***** Excerpted text *****

Producer & Consumer Group Demo:
- I created a separate directory with 2 yaml files.
- 1 file is for Kafka-cluster. I name the file as kafka-cluster.yaml. The content is same as the one which you have seen in the previous article for creating Kafka cluster.
- 2nd file is for the producer and consumer application. I name it as producer-consumer.yaml
- We can combine these 2 into a single file as well.
- Below is the content of the producer-consumer.yml file.
version: '3'
services:
producer:
image: vinsdocker/kafka-producer
environment:
- BROKER=kafka1:19091
consumer:
image: vinsdocker/kafka-consumer
environment:
- BROKER=kafka2:19092
- MESSAGE_PROCESSING_TIME=0
In the above yml file, We have 2 services, 1 for producer and 1 for consumer. Both services need the list of brokers. We do not use localhost:9091 etc here as it is because when you run these services via docker-compose , docker creates a network and places all the services like zookeeper, kafka1, kafka2, kafka3, producer and consumer in the same network. So they find each other by their service name. If you take a look at the kafka broker services, they are listening on ports kafka1:19091, kafka2:19092, kafka3:19093 etc. So these can be passed as broker list. Also the message processing time value is passed as 0 for now.
- First start the kafka cluster using below command.
docker-compose -f kafka-cluster.yml up
- Create the random-number topic with 3 partitions using the Kafka manager (do note that all these steps have been already discussed)

***** Given data *****

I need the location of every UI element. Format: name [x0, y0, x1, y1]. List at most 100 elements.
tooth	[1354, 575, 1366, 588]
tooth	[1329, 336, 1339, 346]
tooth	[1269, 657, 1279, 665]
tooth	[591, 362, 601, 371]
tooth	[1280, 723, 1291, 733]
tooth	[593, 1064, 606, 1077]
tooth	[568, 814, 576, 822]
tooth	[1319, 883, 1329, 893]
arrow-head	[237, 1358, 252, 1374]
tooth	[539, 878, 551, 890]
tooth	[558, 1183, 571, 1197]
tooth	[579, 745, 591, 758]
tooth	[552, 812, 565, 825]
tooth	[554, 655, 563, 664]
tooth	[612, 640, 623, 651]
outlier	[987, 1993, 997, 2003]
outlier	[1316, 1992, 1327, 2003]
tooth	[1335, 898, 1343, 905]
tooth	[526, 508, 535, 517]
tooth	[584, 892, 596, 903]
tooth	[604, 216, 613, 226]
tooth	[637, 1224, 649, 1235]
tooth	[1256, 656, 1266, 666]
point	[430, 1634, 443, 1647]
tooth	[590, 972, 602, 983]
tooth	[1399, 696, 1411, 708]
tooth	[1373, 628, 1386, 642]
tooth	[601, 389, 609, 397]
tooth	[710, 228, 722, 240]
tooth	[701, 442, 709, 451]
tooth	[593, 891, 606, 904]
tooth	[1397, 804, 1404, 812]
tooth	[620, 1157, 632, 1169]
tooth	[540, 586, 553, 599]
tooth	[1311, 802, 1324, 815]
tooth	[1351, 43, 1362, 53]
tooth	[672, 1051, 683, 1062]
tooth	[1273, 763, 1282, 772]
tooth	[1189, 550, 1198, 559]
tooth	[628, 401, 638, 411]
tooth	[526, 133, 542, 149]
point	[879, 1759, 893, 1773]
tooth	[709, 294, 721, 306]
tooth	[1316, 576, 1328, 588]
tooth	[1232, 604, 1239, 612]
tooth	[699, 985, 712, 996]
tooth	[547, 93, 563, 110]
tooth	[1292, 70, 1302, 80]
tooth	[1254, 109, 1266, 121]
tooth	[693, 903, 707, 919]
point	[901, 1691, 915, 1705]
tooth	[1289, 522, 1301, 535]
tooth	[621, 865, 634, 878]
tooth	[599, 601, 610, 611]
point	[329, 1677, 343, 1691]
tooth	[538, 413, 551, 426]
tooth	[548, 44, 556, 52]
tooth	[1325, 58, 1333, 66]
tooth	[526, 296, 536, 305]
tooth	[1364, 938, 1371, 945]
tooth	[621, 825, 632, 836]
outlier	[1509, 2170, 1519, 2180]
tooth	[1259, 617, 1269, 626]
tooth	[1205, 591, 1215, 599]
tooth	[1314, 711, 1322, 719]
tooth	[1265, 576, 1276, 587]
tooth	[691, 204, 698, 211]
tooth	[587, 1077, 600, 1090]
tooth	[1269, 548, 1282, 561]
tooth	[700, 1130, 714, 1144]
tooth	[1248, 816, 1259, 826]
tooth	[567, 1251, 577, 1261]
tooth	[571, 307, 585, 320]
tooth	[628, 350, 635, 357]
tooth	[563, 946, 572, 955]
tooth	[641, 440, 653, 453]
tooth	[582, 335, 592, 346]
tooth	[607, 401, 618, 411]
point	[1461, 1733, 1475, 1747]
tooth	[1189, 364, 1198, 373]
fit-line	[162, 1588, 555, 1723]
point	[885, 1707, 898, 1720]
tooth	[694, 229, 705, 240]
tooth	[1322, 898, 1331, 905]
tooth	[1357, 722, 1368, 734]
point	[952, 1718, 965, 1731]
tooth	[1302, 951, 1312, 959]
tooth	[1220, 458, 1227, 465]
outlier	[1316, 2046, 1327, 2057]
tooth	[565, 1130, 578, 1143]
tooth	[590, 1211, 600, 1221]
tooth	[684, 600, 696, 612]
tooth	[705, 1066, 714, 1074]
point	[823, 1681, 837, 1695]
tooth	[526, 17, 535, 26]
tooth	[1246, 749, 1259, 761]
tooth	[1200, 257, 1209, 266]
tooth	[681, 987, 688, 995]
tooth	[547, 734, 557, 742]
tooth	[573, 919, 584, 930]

*****

▶ _What to produce_
In the Kafka demo text, update everything from "Producer & Consumer" down to "creating Kafka cluster." so that "separate directory" becomes "new folder".

▶ _Answer space_
Producer & Consumer Group Demo:
- I created a new folder with 2 yaml files.
- 1 file is for Kafka-cluster. I name the file as kafka-cluster.yaml. The content is same as the one which you have seen in the previous article for creating Kafka cluster.